» **DIRECTIONS FOR THIS TASK**
In the records below, work out how many lines hold the word "Logo". Report the number alone.

» **ENTRIES PROVIDED**
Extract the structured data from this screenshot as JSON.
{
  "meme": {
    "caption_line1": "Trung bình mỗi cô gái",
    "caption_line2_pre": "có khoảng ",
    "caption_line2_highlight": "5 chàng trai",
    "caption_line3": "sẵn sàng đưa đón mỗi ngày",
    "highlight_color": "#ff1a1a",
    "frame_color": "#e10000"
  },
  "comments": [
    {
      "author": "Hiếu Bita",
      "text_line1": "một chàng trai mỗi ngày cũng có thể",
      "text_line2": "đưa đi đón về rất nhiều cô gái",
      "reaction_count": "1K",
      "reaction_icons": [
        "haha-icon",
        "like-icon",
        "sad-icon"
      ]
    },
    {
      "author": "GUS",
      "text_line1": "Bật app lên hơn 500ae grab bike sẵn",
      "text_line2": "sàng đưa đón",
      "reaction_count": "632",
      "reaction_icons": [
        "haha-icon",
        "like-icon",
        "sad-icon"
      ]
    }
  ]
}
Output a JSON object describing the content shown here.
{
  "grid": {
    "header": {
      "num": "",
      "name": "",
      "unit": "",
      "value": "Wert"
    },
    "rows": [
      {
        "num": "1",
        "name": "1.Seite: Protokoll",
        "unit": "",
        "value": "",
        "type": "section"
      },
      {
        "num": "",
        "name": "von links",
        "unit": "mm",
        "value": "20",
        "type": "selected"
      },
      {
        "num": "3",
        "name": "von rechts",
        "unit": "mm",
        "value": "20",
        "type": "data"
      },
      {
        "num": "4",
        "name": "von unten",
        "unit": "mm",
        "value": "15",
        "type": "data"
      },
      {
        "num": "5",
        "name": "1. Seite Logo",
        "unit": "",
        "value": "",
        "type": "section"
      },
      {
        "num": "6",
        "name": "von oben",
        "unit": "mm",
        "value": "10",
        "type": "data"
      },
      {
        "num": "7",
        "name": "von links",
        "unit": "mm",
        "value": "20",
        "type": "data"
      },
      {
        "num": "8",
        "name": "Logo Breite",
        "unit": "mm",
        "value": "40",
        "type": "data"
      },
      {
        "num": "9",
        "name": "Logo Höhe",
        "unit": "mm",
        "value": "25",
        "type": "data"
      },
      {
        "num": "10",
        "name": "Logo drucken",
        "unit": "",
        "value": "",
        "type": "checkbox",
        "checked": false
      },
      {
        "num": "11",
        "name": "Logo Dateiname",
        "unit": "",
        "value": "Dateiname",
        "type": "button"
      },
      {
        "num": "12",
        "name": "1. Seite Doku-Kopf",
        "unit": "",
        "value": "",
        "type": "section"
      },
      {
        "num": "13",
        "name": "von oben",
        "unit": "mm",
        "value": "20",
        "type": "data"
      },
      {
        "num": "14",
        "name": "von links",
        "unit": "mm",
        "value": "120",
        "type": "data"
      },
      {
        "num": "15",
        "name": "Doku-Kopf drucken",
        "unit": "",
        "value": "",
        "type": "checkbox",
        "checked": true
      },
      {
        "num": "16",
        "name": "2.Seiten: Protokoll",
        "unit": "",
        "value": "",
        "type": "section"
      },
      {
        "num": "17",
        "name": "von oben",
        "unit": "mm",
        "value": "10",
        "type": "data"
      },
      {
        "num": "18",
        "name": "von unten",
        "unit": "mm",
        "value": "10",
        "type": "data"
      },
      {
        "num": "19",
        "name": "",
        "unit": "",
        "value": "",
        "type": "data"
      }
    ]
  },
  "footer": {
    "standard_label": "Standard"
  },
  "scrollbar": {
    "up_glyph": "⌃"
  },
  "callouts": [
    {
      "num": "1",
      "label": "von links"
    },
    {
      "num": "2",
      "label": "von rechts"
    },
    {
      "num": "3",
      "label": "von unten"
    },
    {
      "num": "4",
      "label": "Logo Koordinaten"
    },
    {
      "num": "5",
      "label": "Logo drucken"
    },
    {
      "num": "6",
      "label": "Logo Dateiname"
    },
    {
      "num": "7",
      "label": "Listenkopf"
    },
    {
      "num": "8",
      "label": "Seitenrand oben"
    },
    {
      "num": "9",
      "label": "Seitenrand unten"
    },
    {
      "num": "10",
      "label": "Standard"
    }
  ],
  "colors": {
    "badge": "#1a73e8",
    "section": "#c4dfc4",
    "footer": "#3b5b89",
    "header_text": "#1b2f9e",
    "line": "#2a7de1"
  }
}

» **COMPLETED EXERCISE**
8